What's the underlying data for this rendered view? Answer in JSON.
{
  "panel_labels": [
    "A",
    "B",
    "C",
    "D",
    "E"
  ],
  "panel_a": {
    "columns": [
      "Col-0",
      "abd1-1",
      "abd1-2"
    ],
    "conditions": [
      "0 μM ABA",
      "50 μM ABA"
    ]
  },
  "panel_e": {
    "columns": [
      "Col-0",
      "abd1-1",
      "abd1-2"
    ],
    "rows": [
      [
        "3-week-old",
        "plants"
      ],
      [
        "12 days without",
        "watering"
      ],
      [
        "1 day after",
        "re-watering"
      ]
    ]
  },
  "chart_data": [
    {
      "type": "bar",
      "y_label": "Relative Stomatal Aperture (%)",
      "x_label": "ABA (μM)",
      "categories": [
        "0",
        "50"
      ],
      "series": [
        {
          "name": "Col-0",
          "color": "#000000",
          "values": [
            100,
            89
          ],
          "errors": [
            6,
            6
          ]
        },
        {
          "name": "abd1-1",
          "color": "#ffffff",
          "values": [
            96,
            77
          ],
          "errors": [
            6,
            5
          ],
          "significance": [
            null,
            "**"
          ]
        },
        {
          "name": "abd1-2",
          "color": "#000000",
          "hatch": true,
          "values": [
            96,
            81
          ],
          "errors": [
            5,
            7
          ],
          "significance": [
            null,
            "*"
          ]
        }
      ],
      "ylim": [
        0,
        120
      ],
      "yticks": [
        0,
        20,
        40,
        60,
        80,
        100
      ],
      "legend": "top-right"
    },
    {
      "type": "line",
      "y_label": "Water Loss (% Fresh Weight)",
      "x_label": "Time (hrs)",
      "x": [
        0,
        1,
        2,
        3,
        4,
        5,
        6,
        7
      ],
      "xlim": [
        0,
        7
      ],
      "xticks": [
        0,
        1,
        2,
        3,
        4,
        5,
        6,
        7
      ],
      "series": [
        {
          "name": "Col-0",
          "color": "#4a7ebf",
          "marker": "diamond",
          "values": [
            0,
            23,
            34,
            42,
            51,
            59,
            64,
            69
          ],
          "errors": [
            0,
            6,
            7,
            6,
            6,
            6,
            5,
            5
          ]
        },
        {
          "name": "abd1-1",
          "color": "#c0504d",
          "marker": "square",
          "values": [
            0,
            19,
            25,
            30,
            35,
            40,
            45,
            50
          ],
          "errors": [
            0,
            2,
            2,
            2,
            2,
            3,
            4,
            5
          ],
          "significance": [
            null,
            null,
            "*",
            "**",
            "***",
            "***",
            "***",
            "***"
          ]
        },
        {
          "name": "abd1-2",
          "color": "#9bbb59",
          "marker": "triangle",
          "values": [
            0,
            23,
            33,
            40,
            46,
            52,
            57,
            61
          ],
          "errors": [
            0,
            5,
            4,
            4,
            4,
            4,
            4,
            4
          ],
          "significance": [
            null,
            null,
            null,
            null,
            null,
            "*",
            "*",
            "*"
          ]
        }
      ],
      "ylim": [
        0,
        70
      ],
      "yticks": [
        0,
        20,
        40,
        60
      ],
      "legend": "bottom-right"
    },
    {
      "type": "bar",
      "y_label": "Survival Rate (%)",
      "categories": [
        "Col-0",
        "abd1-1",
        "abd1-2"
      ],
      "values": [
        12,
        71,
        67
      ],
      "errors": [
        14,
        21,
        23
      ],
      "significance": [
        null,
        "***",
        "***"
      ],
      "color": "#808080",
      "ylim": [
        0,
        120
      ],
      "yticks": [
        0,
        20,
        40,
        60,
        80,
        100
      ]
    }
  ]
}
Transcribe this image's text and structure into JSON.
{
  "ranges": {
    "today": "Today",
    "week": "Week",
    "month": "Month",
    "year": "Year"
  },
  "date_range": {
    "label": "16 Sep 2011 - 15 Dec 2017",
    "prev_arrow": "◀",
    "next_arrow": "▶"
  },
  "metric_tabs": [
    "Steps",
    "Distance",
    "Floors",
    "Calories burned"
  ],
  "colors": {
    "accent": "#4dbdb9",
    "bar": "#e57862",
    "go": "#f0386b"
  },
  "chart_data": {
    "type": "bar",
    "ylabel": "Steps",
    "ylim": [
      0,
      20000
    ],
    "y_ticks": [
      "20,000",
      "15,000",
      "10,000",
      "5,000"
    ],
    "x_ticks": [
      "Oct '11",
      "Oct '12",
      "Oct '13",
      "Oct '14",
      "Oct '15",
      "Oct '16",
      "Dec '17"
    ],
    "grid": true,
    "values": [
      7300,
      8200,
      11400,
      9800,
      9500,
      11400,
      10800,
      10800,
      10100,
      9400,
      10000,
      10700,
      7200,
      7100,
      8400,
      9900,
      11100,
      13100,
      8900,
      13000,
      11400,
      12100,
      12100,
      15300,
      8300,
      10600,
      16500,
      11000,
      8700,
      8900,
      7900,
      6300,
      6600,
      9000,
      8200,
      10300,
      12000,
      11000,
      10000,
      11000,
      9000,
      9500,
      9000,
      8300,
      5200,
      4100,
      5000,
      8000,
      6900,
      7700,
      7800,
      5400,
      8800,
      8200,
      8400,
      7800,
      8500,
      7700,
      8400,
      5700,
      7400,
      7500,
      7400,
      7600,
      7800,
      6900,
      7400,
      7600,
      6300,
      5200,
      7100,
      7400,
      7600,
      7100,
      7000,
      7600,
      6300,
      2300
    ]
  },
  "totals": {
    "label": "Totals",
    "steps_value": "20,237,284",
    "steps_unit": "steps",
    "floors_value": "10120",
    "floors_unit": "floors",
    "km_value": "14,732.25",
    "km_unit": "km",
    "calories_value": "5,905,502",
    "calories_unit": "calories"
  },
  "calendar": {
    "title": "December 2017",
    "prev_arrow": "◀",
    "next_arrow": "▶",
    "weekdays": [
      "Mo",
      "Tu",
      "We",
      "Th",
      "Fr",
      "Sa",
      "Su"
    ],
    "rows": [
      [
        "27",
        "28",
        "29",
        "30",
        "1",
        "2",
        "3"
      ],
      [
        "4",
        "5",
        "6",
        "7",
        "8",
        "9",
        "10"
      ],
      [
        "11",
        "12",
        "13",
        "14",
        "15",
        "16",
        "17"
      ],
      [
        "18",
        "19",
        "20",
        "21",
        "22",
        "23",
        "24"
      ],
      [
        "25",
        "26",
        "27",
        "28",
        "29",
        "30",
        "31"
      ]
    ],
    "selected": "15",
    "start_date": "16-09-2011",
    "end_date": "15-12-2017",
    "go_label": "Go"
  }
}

Stated task: All of the entries must be quoted exactly; please include each one.

Task solution:
What's the underlying data for this rendered view? Answer in JSON.
{
  "panel_labels": [
    "A",
    "B",
    "C",
    "D",
    "E"
  ],
  "panel_a": {
    "columns": [
      "Col-0",
      "abd1-1",
      "abd1-2"
    ],
    "conditions": [
      "0 μM ABA",
      "50 μM ABA"
    ]
  },
  "panel_e": {
    "columns": [
      "Col-0",
      "abd1-1",
      "abd1-2"
    ],
    "rows": [
      [
        "3-week-old",
        "plants"
      ],
      [
        "12 days without",
        "watering"
      ],
      [
        "1 day after",
        "re-watering"
      ]
    ]
  },
  "chart_data": [
    {
      "type": "bar",
      "y_label": "Relative Stomatal Aperture (%)",
      "x_label": "ABA (μM)",
      "categories": [
        "0",
        "50"
      ],
      "series": [
        {
          "name": "Col-0",
          "color": "#000000",
          "values": [
            100,
            89
          ],
          "errors": [
            6,
            6
          ]
        },
        {
          "name": "abd1-1",
          "color": "#ffffff",
          "values": [
            96,
            77
          ],
          "errors": [
            6,
            5
          ],
          "significance": [
            null,
            "**"
          ]
        },
        {
          "name": "abd1-2",
          "color": "#000000",
          "hatch": true,
          "values": [
            96,
            81
          ],
          "errors": [
            5,
            7
          ],
          "significance": [
            null,
            "*"
          ]
        }
      ],
      "ylim": [
        0,
        120
      ],
      "yticks": [
        0,
        20,
        40,
        60,
        80,
        100
      ],
      "legend": "top-right"
    },
    {
      "type": "line",
      "y_label": "Water Loss (% Fresh Weight)",
      "x_label": "Time (hrs)",
      "x": [
        0,
        1,
        2,
        3,
        4,
        5,
        6,
        7
      ],
      "xlim": [
        0,
        7
      ],
      "xticks": [
        0,
        1,
        2,
        3,
        4,
        5,
        6,
        7
      ],
      "series": [
        {
          "name": "Col-0",
          "color": "#4a7ebf",
          "marker": "diamond",
          "values": [
            0,
            23,
            34,
            42,
            51,
            59,
            64,
            69
          ],
          "errors": [
            0,
            6,
            7,
            6,
            6,
            6,
            5,
            5
          ]
        },
        {
          "name": "abd1-1",
          "color": "#c0504d",
          "marker": "square",
          "values": [
            0,
            19,
            25,
            30,
            35,
            40,
            45,
            50
          ],
          "errors": [
            0,
            2,
            2,
            2,
            2,
            3,
            4,
            5
          ],
          "significance": [
            null,
            null,
            "*",
            "**",
            "***",
            "***",
            "***",
            "***"
          ]
        },
        {
          "name": "abd1-2",
          "color": "#9bbb59",
          "marker": "triangle",
          "values": [
            0,
            23,
            33,
            40,
            46,
            52,
            57,
            61
          ],
          "errors": [
            0,
            5,
            4,
            4,
            4,
            4,
            4,
            4
          ],
          "significance": [
            null,
            null,
            null,
            null,
            null,
            "*",
            "*",
            "*"
          ]
        }
      ],
      "ylim": [
        0,
        70
      ],
      "yticks": [
        0,
        20,
        40,
        60
      ],
      "legend": "bottom-right"
    },
    {
      "type": "bar",
      "y_label": "Survival Rate (%)",
      "categories": [
        "Col-0",
        "abd1-1",
        "abd1-2"
      ],
      "values": [
        12,
        71,
        67
      ],
      "errors": [
        14,
        21,
        23
      ],
      "significance": [
        null,
        "***",
        "***"
      ],
      "color": "#808080",
      "ylim": [
        0,
        120
      ],
      "yticks": [
        0,
        20,
        40,
        60,
        80,
        100
      ]
    }
  ]
}
Transcribe this image's text and structure into JSON.
{
  "ranges": {
    "today": "Today",
    "week": "Week",
    "month": "Month",
    "year": "Year"
  },
  "date_range": {
    "label": "16 Sep 2011 - 15 Dec 2017",
    "prev_arrow": "◀",
    "next_arrow": "▶"
  },
  "metric_tabs": [
    "Steps",
    "Distance",
    "Floors",
    "Calories burned"
  ],
  "colors": {
    "accent": "#4dbdb9",
    "bar": "#e57862",
    "go": "#f0386b"
  },
  "chart_data": {
    "type": "bar",
    "ylabel": "Steps",
    "ylim": [
      0,
      20000
    ],
    "y_ticks": [
      "20,000",
      "15,000",
      "10,000",
      "5,000"
    ],
    "x_ticks": [
      "Oct '11",
      "Oct '12",
      "Oct '13",
      "Oct '14",
      "Oct '15",
      "Oct '16",
      "Dec '17"
    ],
    "grid": true,
    "values": [
      7300,
      8200,
      11400,
      9800,
      9500,
      11400,
      10800,
      10800,
      10100,
      9400,
      10000,
      10700,
      7200,
      7100,
      8400,
      9900,
      11100,
      13100,
      8900,
      13000,
      11400,
      12100,
      12100,
      15300,
      8300,
      10600,
      16500,
      11000,
      8700,
      8900,
      7900,
      6300,
      6600,
      9000,
      8200,
      10300,
      12000,
      11000,
      10000,
      11000,
      9000,
      9500,
      9000,
      8300,
      5200,
      4100,
      5000,
      8000,
      6900,
      7700,
      7800,
      5400,
      8800,
      8200,
      8400,
      7800,
      8500,
      7700,
      8400,
      5700,
      7400,
      7500,
      7400,
      7600,
      7800,
      6900,
      7400,
      7600,
      6300,
      5200,
      7100,
      7400,
      7600,
      7100,
      7000,
      7600,
      6300,
      2300
    ]
  },
  "totals": {
    "label": "Totals",
    "steps_value": "20,237,284",
    "steps_unit": "steps",
    "floors_value": "10120",
    "floors_unit": "floors",
    "km_value": "14,732.25",
    "km_unit": "km",
    "calories_value": "5,905,502",
    "calories_unit": "calories"
  },
  "calendar": {
    "title": "December 2017",
    "prev_arrow": "◀",
    "next_arrow": "▶",
    "weekdays": [
      "Mo",
      "Tu",
      "We",
      "Th",
      "Fr",
      "Sa",
      "Su"
    ],
    "rows": [
      [
        "27",
        "28",
        "29",
        "30",
        "1",
        "2",
        "3"
      ],
      [
        "4",
        "5",
        "6",
        "7",
        "8",
        "9",
        "10"
      ],
      [
        "11",
        "12",
        "13",
        "14",
        "15",
        "16",
        "17"
      ],
      [
        "18",
        "19",
        "20",
        "21",
        "22",
        "23",
        "24"
      ],
      [
        "25",
        "26",
        "27",
        "28",
        "29",
        "30",
        "31"
      ]
    ],
    "selected": "15",
    "start_date": "16-09-2011",
    "end_date": "15-12-2017",
    "go_label": "Go"
  }
}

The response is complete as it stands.